╭─ RECORDS
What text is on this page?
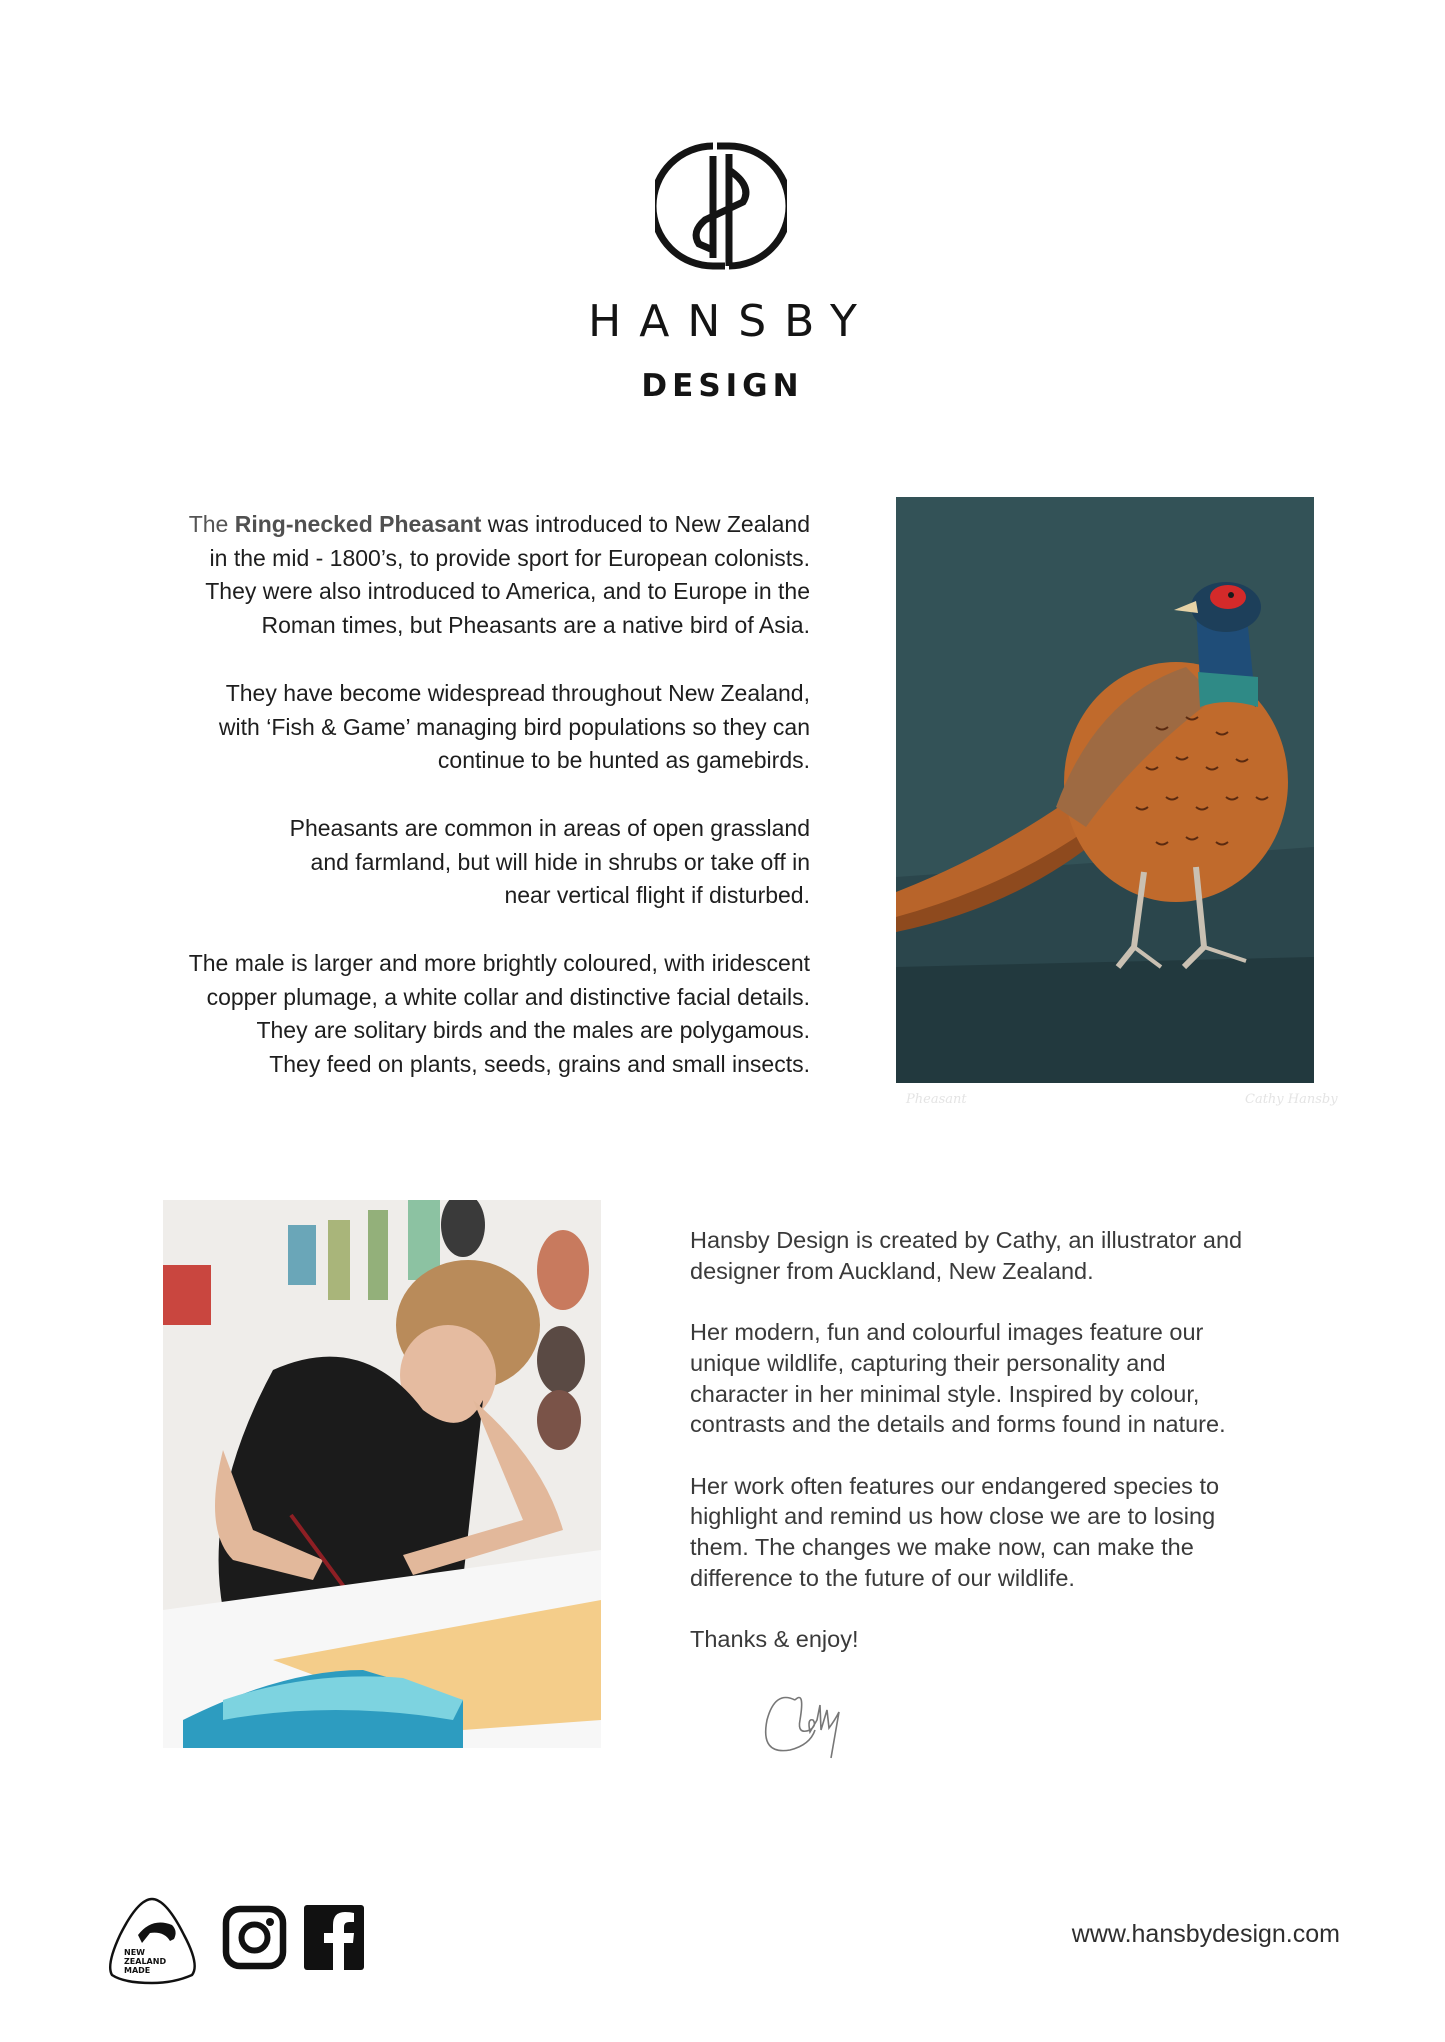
HANSBY
DESIGN

The Ring-necked Pheasant was introduced to New Zealand
in the mid - 1800’s, to provide sport for European colonists.
They were also introduced to America, and to Europe in the
Roman times, but Pheasants are a native bird of Asia.

They have become widespread throughout New Zealand,
with ‘Fish & Game’ managing bird populations so they can
continue to be hunted as gamebirds.

Pheasants are common in areas of open grassland
and farmland, but will hide in shrubs or take off in
near vertical flight if disturbed.

The male is larger and more brightly coloured, with iridescent
copper plumage, a white collar and distinctive facial details.
They are solitary birds and the males are polygamous.
They feed on plants, seeds, grains and small insects.

Pheasant	Cathy Hansby

Hansby Design is created by Cathy, an illustrator and
designer from Auckland, New Zealand.

Her modern, fun and colourful images feature our
unique wildlife, capturing their personality and
character in her minimal style. Inspired by colour,
contrasts and the details and forms found in nature.

Her work often features our endangered species to
highlight and remind us how close we are to losing
them. The changes we make now, can make the
difference to the future of our wildlife.

Thanks & enjoy!

NEW
ZEALAND
MADE
www.hansbydesign.com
╰─
» **INSTRUCTION**
Are you able to set down all the lines above exactly, without any pictures?

» **REPLY**
What text is on this page?
HANSBY
DESIGN

The Ring-necked Pheasant was introduced to New Zealand
in the mid - 1800’s, to provide sport for European colonists.
They were also introduced to America, and to Europe in the
Roman times, but Pheasants are a native bird of Asia.

They have become widespread throughout New Zealand,
with ‘Fish & Game’ managing bird populations so they can
continue to be hunted as gamebirds.

Pheasants are common in areas of open grassland
and farmland, but will hide in shrubs or take off in
near vertical flight if disturbed.

The male is larger and more brightly coloured, with iridescent
copper plumage, a white collar and distinctive facial details.
They are solitary birds and the males are polygamous.
They feed on plants, seeds, grains and small insects.

Pheasant	Cathy Hansby

Hansby Design is created by Cathy, an illustrator and
designer from Auckland, New Zealand.

Her modern, fun and colourful images feature our
unique wildlife, capturing their personality and
character in her minimal style. Inspired by colour,
contrasts and the details and forms found in nature.

Her work often features our endangered species to
highlight and remind us how close we are to losing
them. The changes we make now, can make the
difference to the future of our wildlife.

Thanks & enjoy!

NEW
ZEALAND
MADE
www.hansbydesign.com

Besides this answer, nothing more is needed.